Goal: Give the listing again in full, exactly as written.

Excerpted records:
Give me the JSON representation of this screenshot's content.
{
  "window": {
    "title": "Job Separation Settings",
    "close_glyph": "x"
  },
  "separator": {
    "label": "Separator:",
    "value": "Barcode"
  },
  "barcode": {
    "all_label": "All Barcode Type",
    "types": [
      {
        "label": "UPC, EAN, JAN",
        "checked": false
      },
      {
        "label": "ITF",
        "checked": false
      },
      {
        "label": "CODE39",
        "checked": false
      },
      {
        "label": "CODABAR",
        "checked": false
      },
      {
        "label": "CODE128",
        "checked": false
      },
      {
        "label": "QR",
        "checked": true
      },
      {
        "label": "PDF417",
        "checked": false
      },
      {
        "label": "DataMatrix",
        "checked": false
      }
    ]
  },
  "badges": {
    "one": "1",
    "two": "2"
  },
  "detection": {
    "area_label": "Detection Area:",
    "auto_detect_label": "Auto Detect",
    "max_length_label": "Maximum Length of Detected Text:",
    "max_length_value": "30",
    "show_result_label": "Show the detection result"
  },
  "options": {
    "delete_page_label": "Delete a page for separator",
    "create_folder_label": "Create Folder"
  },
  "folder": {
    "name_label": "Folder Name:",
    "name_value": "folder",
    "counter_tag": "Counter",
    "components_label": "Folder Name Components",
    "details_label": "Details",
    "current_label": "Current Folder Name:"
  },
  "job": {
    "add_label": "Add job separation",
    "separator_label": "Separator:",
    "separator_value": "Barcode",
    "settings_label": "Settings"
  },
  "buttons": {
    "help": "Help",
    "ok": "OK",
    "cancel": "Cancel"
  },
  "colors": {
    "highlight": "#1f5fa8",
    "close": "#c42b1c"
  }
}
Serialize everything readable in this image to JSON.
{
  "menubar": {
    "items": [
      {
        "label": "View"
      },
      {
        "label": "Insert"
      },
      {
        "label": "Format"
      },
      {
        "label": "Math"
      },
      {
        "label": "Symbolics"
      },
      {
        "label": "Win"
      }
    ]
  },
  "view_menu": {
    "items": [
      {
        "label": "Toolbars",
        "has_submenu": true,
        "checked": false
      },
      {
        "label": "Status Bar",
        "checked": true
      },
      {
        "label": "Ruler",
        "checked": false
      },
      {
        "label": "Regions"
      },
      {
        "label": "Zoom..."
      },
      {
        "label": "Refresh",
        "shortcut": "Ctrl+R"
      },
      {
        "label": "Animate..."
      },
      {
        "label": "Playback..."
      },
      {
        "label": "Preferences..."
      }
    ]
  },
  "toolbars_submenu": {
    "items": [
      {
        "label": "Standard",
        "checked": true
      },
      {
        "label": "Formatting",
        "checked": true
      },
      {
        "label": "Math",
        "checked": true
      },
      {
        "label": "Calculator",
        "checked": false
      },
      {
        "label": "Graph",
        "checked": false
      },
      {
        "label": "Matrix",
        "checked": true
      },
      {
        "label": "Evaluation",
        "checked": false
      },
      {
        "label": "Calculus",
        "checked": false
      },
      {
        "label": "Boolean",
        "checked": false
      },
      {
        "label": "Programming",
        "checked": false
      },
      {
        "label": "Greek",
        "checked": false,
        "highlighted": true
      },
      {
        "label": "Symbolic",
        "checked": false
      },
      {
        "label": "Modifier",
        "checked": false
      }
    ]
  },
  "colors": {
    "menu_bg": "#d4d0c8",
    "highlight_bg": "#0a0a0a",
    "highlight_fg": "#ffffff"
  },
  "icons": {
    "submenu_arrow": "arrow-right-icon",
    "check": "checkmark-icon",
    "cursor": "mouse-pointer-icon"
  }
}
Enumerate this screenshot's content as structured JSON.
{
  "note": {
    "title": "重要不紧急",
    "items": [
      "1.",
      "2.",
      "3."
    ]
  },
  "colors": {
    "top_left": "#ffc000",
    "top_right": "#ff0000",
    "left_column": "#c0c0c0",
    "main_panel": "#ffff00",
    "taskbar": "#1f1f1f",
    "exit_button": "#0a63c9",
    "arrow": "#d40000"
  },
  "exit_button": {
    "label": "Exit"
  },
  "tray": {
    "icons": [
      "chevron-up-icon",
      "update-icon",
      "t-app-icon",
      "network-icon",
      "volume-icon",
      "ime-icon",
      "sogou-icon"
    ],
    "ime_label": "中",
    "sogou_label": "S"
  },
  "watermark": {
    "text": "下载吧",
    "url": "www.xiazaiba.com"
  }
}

Result for this task:
Give me the JSON representation of this screenshot's content.
{
  "window": {
    "title": "Job Separation Settings",
    "close_glyph": "x"
  },
  "separator": {
    "label": "Separator:",
    "value": "Barcode"
  },
  "barcode": {
    "all_label": "All Barcode Type",
    "types": [
      {
        "label": "UPC, EAN, JAN",
        "checked": false
      },
      {
        "label": "ITF",
        "checked": false
      },
      {
        "label": "CODE39",
        "checked": false
      },
      {
        "label": "CODABAR",
        "checked": false
      },
      {
        "label": "CODE128",
        "checked": false
      },
      {
        "label": "QR",
        "checked": true
      },
      {
        "label": "PDF417",
        "checked": false
      },
      {
        "label": "DataMatrix",
        "checked": false
      }
    ]
  },
  "badges": {
    "one": "1",
    "two": "2"
  },
  "detection": {
    "area_label": "Detection Area:",
    "auto_detect_label": "Auto Detect",
    "max_length_label": "Maximum Length of Detected Text:",
    "max_length_value": "30",
    "show_result_label": "Show the detection result"
  },
  "options": {
    "delete_page_label": "Delete a page for separator",
    "create_folder_label": "Create Folder"
  },
  "folder": {
    "name_label": "Folder Name:",
    "name_value": "folder",
    "counter_tag": "Counter",
    "components_label": "Folder Name Components",
    "details_label": "Details",
    "current_label": "Current Folder Name:"
  },
  "job": {
    "add_label": "Add job separation",
    "separator_label": "Separator:",
    "separator_value": "Barcode",
    "settings_label": "Settings"
  },
  "buttons": {
    "help": "Help",
    "ok": "OK",
    "cancel": "Cancel"
  },
  "colors": {
    "highlight": "#1f5fa8",
    "close": "#c42b1c"
  }
}
Serialize everything readable in this image to JSON.
{
  "menubar": {
    "items": [
      {
        "label": "View"
      },
      {
        "label": "Insert"
      },
      {
        "label": "Format"
      },
      {
        "label": "Math"
      },
      {
        "label": "Symbolics"
      },
      {
        "label": "Win"
      }
    ]
  },
  "view_menu": {
    "items": [
      {
        "label": "Toolbars",
        "has_submenu": true,
        "checked": false
      },
      {
        "label": "Status Bar",
        "checked": true
      },
      {
        "label": "Ruler",
        "checked": false
      },
      {
        "label": "Regions"
      },
      {
        "label": "Zoom..."
      },
      {
        "label": "Refresh",
        "shortcut": "Ctrl+R"
      },
      {
        "label": "Animate..."
      },
      {
        "label": "Playback..."
      },
      {
        "label": "Preferences..."
      }
    ]
  },
  "toolbars_submenu": {
    "items": [
      {
        "label": "Standard",
        "checked": true
      },
      {
        "label": "Formatting",
        "checked": true
      },
      {
        "label": "Math",
        "checked": true
      },
      {
        "label": "Calculator",
        "checked": false
      },
      {
        "label": "Graph",
        "checked": false
      },
      {
        "label": "Matrix",
        "checked": true
      },
      {
        "label": "Evaluation",
        "checked": false
      },
      {
        "label": "Calculus",
        "checked": false
      },
      {
        "label": "Boolean",
        "checked": false
      },
      {
        "label": "Programming",
        "checked": false
      },
      {
        "label": "Greek",
        "checked": false,
        "highlighted": true
      },
      {
        "label": "Symbolic",
        "checked": false
      },
      {
        "label": "Modifier",
        "checked": false
      }
    ]
  },
  "colors": {
    "menu_bg": "#d4d0c8",
    "highlight_bg": "#0a0a0a",
    "highlight_fg": "#ffffff"
  },
  "icons": {
    "submenu_arrow": "arrow-right-icon",
    "check": "checkmark-icon",
    "cursor": "mouse-pointer-icon"
  }
}
Enumerate this screenshot's content as structured JSON.
{
  "note": {
    "title": "重要不紧急",
    "items": [
      "1.",
      "2.",
      "3."
    ]
  },
  "colors": {
    "top_left": "#ffc000",
    "top_right": "#ff0000",
    "left_column": "#c0c0c0",
    "main_panel": "#ffff00",
    "taskbar": "#1f1f1f",
    "exit_button": "#0a63c9",
    "arrow": "#d40000"
  },
  "exit_button": {
    "label": "Exit"
  },
  "tray": {
    "icons": [
      "chevron-up-icon",
      "update-icon",
      "t-app-icon",
      "network-icon",
      "volume-icon",
      "ime-icon",
      "sogou-icon"
    ],
    "ime_label": "中",
    "sogou_label": "S"
  },
  "watermark": {
    "text": "下载吧",
    "url": "www.xiazaiba.com"
  }
}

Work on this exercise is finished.